Requirements
Among the entries below, find how many lines carry the word "Bond" and state only that figure.

Data entries
---

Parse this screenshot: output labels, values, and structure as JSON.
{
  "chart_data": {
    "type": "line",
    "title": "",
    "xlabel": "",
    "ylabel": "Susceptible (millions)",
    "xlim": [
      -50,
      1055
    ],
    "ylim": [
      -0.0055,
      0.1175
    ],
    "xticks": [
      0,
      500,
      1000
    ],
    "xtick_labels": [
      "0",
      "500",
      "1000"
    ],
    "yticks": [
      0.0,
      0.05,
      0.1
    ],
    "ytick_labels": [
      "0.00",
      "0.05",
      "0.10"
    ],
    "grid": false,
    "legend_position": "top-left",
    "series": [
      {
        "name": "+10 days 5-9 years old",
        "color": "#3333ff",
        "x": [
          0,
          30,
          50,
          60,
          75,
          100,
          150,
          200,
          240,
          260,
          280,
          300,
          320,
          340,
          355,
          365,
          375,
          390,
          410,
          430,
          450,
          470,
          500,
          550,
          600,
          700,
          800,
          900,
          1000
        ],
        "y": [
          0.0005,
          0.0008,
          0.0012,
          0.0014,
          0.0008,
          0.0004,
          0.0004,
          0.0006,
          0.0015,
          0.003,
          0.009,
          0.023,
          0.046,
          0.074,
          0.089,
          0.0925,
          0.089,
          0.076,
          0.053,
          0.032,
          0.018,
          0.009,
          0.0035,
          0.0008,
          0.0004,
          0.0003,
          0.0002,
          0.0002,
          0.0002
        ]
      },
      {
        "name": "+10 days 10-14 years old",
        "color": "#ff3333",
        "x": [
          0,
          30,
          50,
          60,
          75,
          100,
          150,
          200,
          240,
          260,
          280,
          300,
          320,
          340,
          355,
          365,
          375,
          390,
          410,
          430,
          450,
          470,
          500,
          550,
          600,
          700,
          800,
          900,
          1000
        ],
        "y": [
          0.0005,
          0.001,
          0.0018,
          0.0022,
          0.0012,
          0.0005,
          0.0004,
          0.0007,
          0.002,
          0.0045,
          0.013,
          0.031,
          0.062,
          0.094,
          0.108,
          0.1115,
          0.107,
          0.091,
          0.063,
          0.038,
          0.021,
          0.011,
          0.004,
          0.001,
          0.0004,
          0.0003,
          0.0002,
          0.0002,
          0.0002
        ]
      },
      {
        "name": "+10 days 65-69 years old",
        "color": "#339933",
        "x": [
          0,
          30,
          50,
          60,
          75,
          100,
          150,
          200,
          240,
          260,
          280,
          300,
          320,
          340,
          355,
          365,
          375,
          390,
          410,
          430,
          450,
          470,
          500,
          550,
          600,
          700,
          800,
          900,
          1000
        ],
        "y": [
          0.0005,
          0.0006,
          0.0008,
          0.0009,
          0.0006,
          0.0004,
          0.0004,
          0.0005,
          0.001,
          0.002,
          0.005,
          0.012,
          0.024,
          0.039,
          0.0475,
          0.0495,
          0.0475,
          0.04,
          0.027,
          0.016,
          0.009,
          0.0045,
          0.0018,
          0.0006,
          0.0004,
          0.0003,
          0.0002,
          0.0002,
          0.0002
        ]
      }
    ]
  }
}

---

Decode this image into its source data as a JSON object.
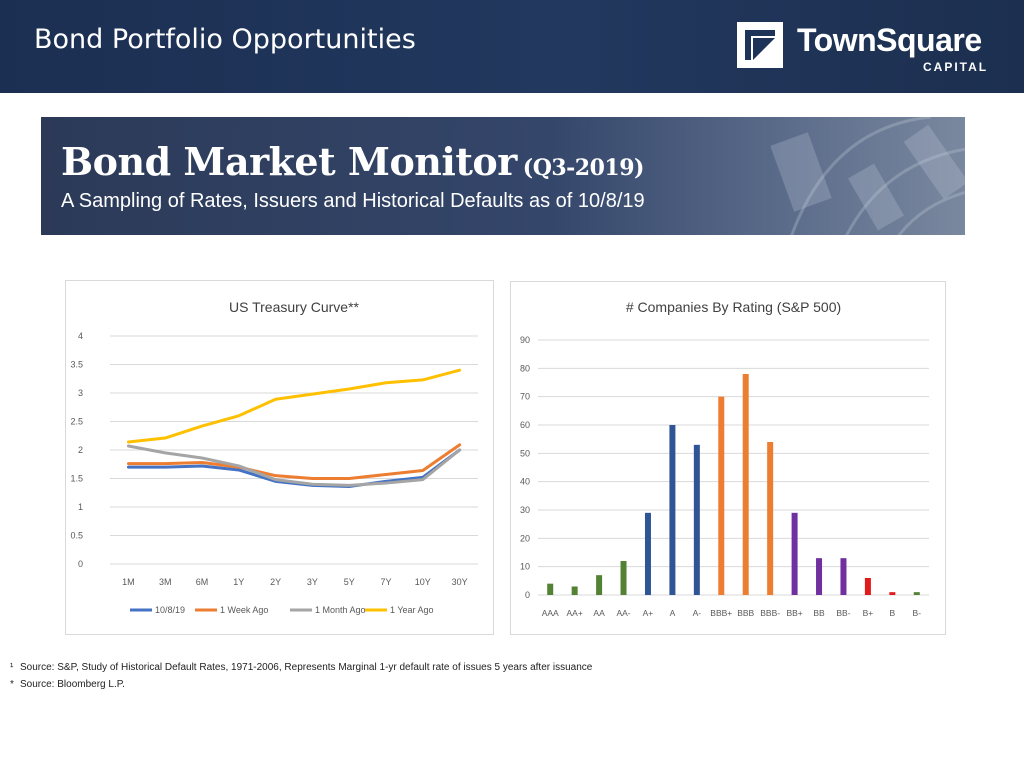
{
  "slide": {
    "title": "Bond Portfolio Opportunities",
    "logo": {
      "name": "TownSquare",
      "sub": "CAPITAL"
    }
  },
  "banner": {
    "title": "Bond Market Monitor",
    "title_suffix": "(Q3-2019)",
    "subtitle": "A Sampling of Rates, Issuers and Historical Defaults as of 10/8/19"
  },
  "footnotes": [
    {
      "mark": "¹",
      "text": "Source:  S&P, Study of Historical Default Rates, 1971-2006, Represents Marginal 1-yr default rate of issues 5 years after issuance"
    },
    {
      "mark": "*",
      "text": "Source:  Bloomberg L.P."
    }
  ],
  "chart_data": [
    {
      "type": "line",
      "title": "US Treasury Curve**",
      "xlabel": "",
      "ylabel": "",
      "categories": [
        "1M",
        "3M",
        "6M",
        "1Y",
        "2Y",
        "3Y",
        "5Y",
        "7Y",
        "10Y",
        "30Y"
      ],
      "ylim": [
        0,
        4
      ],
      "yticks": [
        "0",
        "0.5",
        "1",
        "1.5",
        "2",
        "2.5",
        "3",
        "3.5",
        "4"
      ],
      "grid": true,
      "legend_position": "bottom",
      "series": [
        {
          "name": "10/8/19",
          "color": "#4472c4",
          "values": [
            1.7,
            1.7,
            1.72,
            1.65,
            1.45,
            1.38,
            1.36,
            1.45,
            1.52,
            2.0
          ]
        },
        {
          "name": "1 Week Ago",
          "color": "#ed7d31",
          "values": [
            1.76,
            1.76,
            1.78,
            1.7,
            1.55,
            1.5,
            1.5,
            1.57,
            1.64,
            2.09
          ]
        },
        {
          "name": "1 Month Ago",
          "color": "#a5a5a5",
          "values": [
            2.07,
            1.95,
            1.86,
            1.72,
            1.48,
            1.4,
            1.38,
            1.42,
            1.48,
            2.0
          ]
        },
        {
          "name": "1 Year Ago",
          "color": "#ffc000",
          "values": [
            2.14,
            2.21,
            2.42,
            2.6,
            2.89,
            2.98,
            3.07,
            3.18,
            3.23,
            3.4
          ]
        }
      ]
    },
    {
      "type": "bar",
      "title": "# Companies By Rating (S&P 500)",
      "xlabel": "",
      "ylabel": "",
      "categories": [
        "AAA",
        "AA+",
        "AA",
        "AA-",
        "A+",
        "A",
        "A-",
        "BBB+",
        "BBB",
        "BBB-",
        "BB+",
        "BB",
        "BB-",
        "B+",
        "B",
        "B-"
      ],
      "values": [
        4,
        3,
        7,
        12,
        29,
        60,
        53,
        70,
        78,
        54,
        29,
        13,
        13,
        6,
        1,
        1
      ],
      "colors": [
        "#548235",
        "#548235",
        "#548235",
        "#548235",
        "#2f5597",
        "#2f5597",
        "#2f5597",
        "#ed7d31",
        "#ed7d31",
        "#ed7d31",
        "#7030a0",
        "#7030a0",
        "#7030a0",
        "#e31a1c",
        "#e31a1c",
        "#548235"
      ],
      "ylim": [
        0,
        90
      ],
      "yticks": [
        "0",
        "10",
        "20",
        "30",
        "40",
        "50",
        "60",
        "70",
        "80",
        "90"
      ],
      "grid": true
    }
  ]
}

---

Correct output
2